▶ The request
Copy out the records in full, word for word, without pictures.

──────────────────────────────

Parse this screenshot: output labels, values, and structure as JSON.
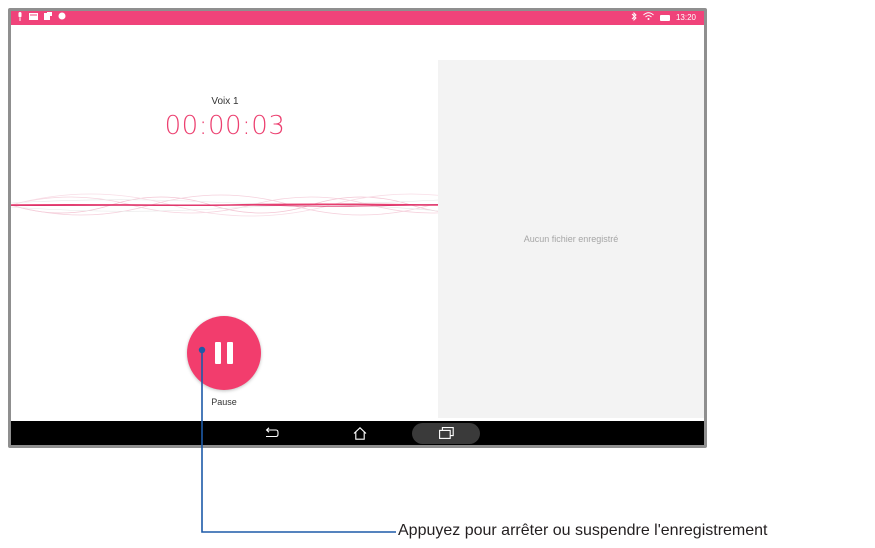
{
  "status_bar": {
    "left_icons": [
      "mic-icon",
      "message-icon",
      "notification-icon",
      "chat-icon"
    ],
    "right_icons": [
      "bluetooth-icon",
      "wifi-icon",
      "battery-icon"
    ],
    "time": "13:20"
  },
  "recorder": {
    "name": "Voix 1",
    "elapsed": "00:00:03",
    "pause_label": "Pause"
  },
  "files_panel": {
    "empty_text": "Aucun fichier enregistré"
  },
  "nav_bar": {
    "buttons": [
      "back-icon",
      "home-icon",
      "recents-icon"
    ]
  },
  "callout": {
    "text": "Appuyez pour arrêter ou suspendre l'enregistrement"
  },
  "colors": {
    "accent": "#f23d6d",
    "status_bar": "#f0437a",
    "navbar": "#000000"
  }
}
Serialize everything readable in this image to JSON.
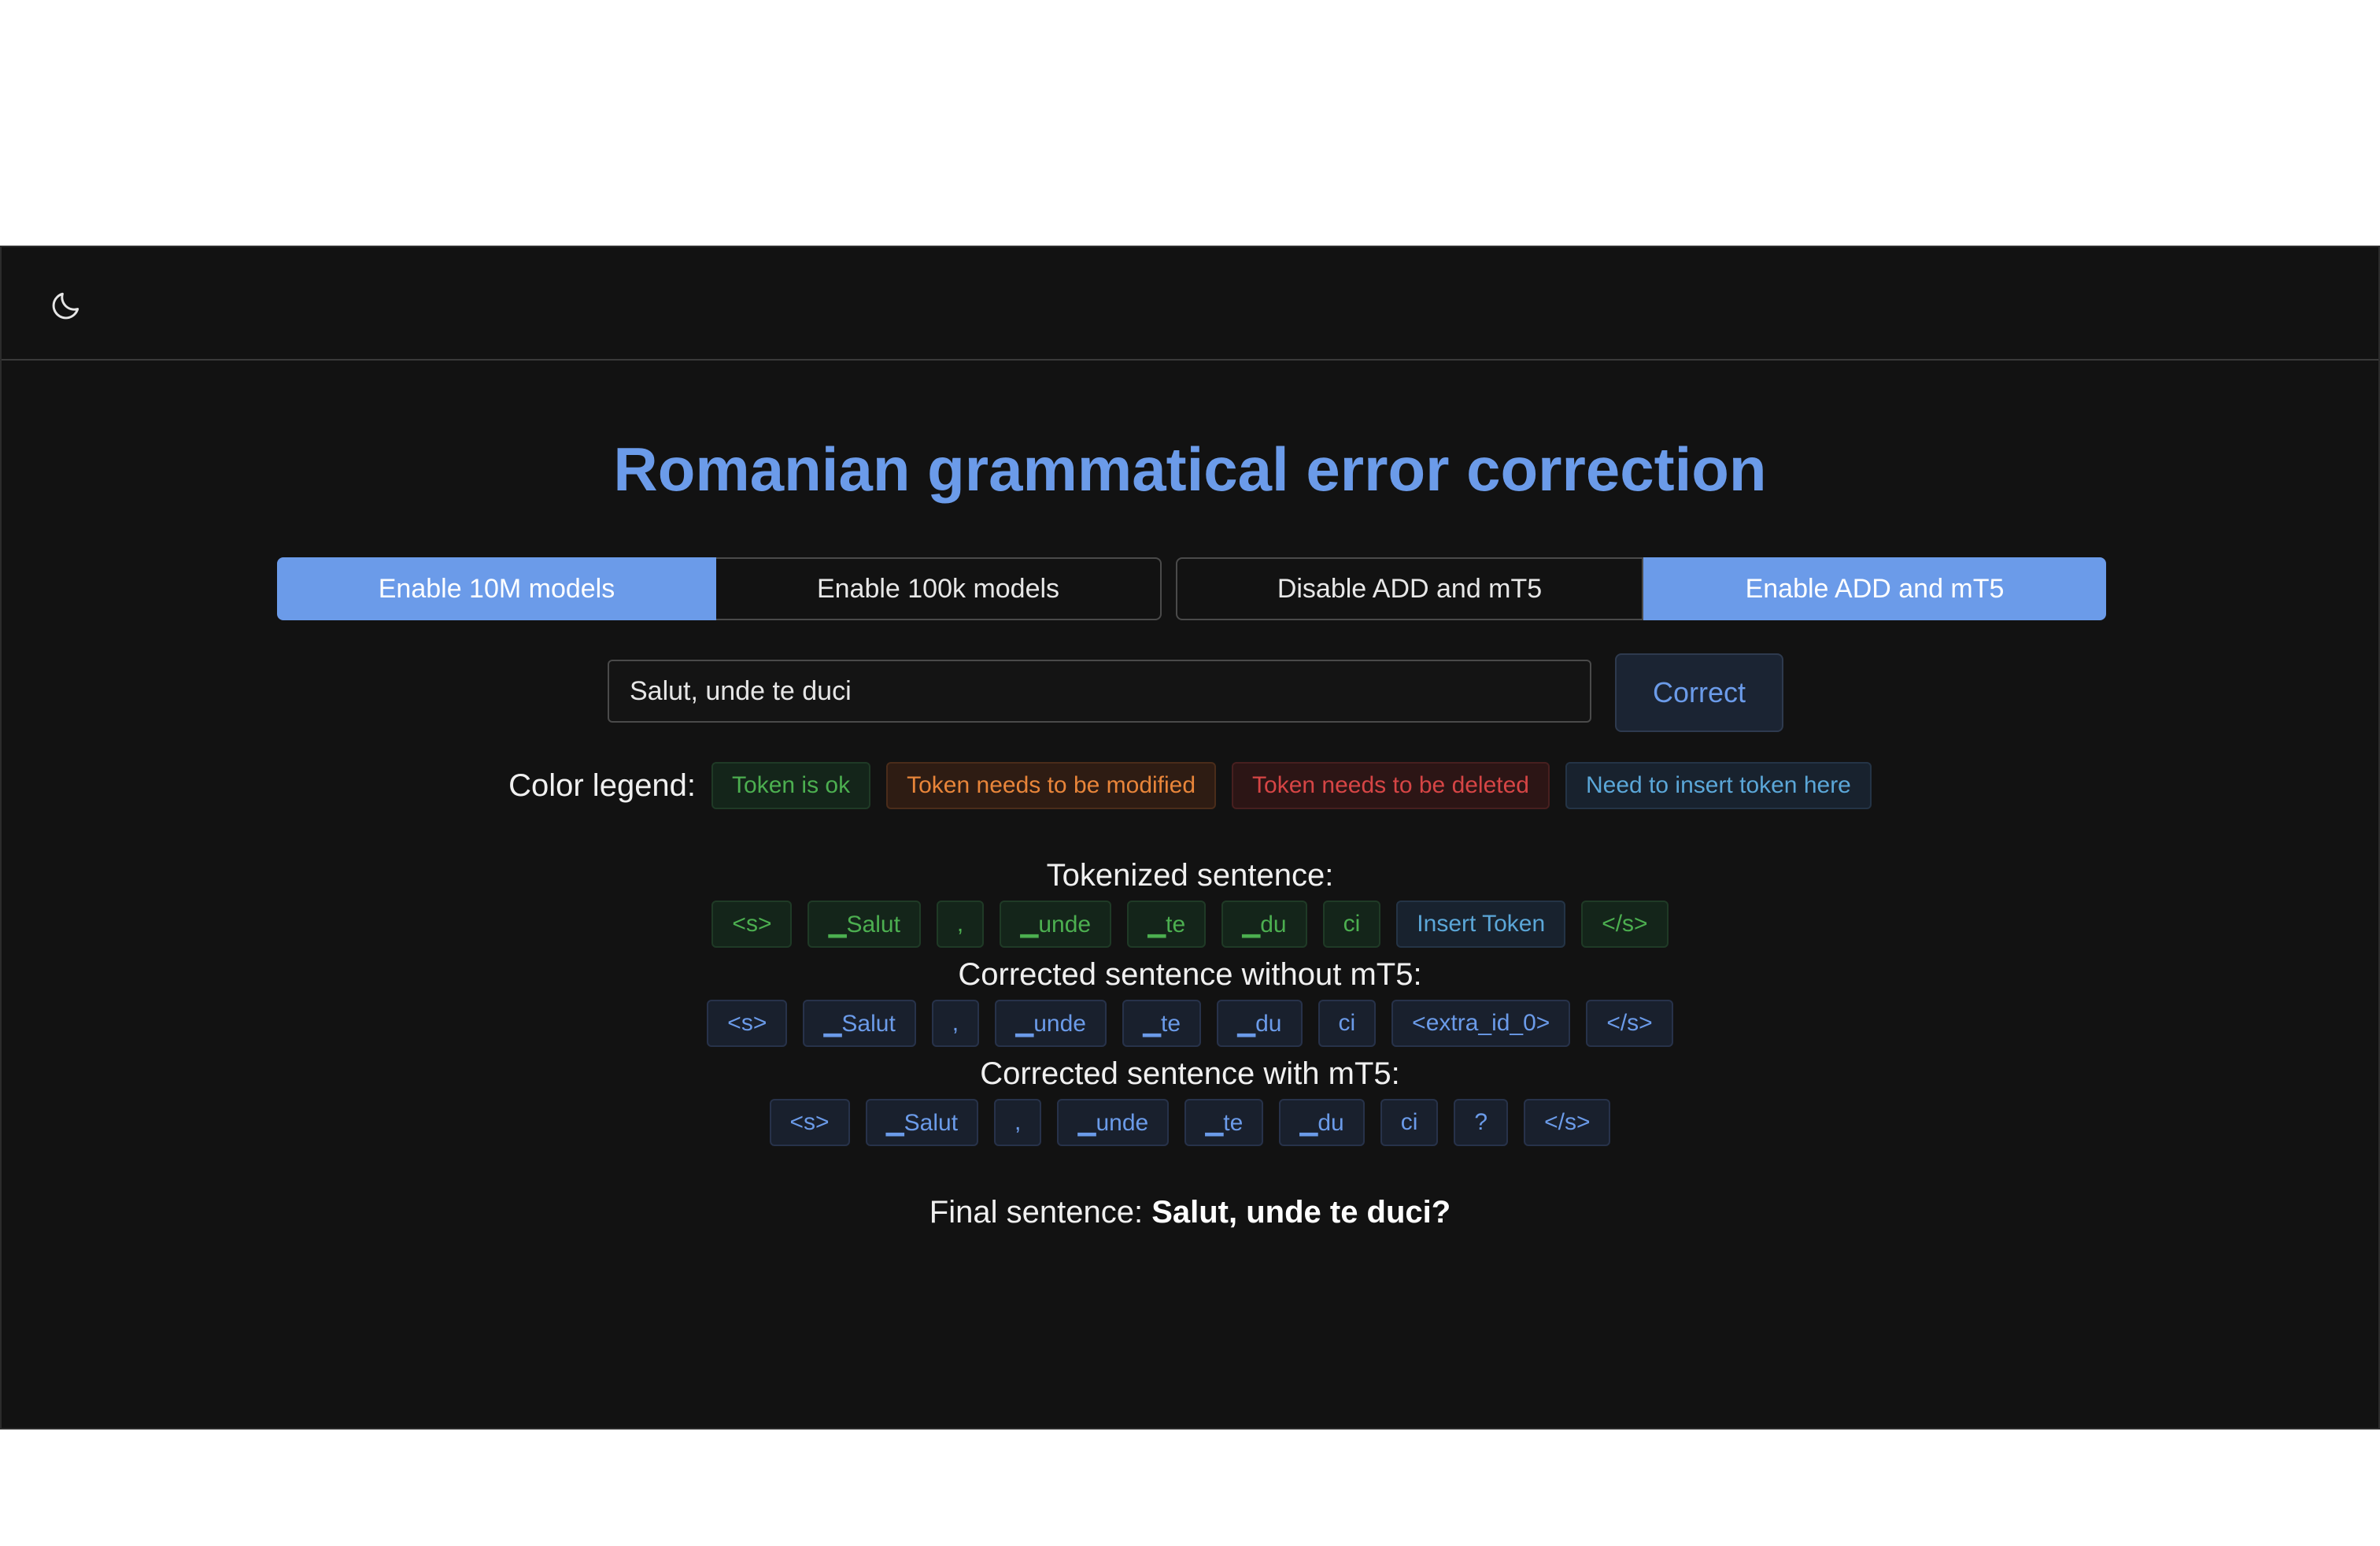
{
  "title": "Romanian grammatical error correction",
  "model_toggle": {
    "options": [
      "Enable 10M models",
      "Enable 100k models"
    ],
    "selected": "Enable 10M models"
  },
  "mt5_toggle": {
    "options": [
      "Disable ADD and mT5",
      "Enable ADD and mT5"
    ],
    "selected": "Enable ADD and mT5"
  },
  "input": {
    "value": "Salut, unde te duci"
  },
  "correct_button": "Correct",
  "legend": {
    "label": "Color legend:",
    "ok": "Token is ok",
    "modify": "Token needs to be modified",
    "delete": "Token needs to be deleted",
    "insert": "Need to insert token here"
  },
  "tokenized": {
    "title": "Tokenized sentence:",
    "tokens": [
      {
        "text": "<s>",
        "status": "ok"
      },
      {
        "text": "▁Salut",
        "status": "ok"
      },
      {
        "text": ",",
        "status": "ok"
      },
      {
        "text": "▁unde",
        "status": "ok"
      },
      {
        "text": "▁te",
        "status": "ok"
      },
      {
        "text": "▁du",
        "status": "ok"
      },
      {
        "text": "ci",
        "status": "ok"
      },
      {
        "text": "Insert Token",
        "status": "ins"
      },
      {
        "text": "</s>",
        "status": "ok"
      }
    ]
  },
  "corrected_without": {
    "title": "Corrected sentence without mT5:",
    "tokens": [
      "<s>",
      "▁Salut",
      ",",
      "▁unde",
      "▁te",
      "▁du",
      "ci",
      "<extra_id_0>",
      "</s>"
    ]
  },
  "corrected_with": {
    "title": "Corrected sentence with mT5:",
    "tokens": [
      "<s>",
      "▁Salut",
      ",",
      "▁unde",
      "▁te",
      "▁du",
      "ci",
      "?",
      "</s>"
    ]
  },
  "final": {
    "label": "Final sentence:",
    "value": "Salut, unde te duci?"
  },
  "icons": {
    "theme_toggle": "moon-icon"
  },
  "colors": {
    "accent": "#6b9be9",
    "background": "#121212",
    "ok": "#4caf50",
    "modify": "#e8853a",
    "delete": "#d64545",
    "insert": "#5ba7d8"
  }
}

──────────────────────────────

▶ Task solution
Parse this screenshot: output labels, values, and structure as JSON.
{
  "status_bar": {
    "left_icons": [
      "mic-icon",
      "message-icon",
      "notification-icon",
      "chat-icon"
    ],
    "right_icons": [
      "bluetooth-icon",
      "wifi-icon",
      "battery-icon"
    ],
    "time": "13:20"
  },
  "recorder": {
    "name": "Voix 1",
    "elapsed": "00:00:03",
    "pause_label": "Pause"
  },
  "files_panel": {
    "empty_text": "Aucun fichier enregistré"
  },
  "nav_bar": {
    "buttons": [
      "back-icon",
      "home-icon",
      "recents-icon"
    ]
  },
  "callout": {
    "text": "Appuyez pour arrêter ou suspendre l'enregistrement"
  },
  "colors": {
    "accent": "#f23d6d",
    "status_bar": "#f0437a",
    "navbar": "#000000"
  }
}
Serialize everything readable in this image to JSON.
{
  "title": "Romanian grammatical error correction",
  "model_toggle": {
    "options": [
      "Enable 10M models",
      "Enable 100k models"
    ],
    "selected": "Enable 10M models"
  },
  "mt5_toggle": {
    "options": [
      "Disable ADD and mT5",
      "Enable ADD and mT5"
    ],
    "selected": "Enable ADD and mT5"
  },
  "input": {
    "value": "Salut, unde te duci"
  },
  "correct_button": "Correct",
  "legend": {
    "label": "Color legend:",
    "ok": "Token is ok",
    "modify": "Token needs to be modified",
    "delete": "Token needs to be deleted",
    "insert": "Need to insert token here"
  },
  "tokenized": {
    "title": "Tokenized sentence:",
    "tokens": [
      {
        "text": "<s>",
        "status": "ok"
      },
      {
        "text": "▁Salut",
        "status": "ok"
      },
      {
        "text": ",",
        "status": "ok"
      },
      {
        "text": "▁unde",
        "status": "ok"
      },
      {
        "text": "▁te",
        "status": "ok"
      },
      {
        "text": "▁du",
        "status": "ok"
      },
      {
        "text": "ci",
        "status": "ok"
      },
      {
        "text": "Insert Token",
        "status": "ins"
      },
      {
        "text": "</s>",
        "status": "ok"
      }
    ]
  },
  "corrected_without": {
    "title": "Corrected sentence without mT5:",
    "tokens": [
      "<s>",
      "▁Salut",
      ",",
      "▁unde",
      "▁te",
      "▁du",
      "ci",
      "<extra_id_0>",
      "</s>"
    ]
  },
  "corrected_with": {
    "title": "Corrected sentence with mT5:",
    "tokens": [
      "<s>",
      "▁Salut",
      ",",
      "▁unde",
      "▁te",
      "▁du",
      "ci",
      "?",
      "</s>"
    ]
  },
  "final": {
    "label": "Final sentence:",
    "value": "Salut, unde te duci?"
  },
  "icons": {
    "theme_toggle": "moon-icon"
  },
  "colors": {
    "accent": "#6b9be9",
    "background": "#121212",
    "ok": "#4caf50",
    "modify": "#e8853a",
    "delete": "#d64545",
    "insert": "#5ba7d8"
  }
}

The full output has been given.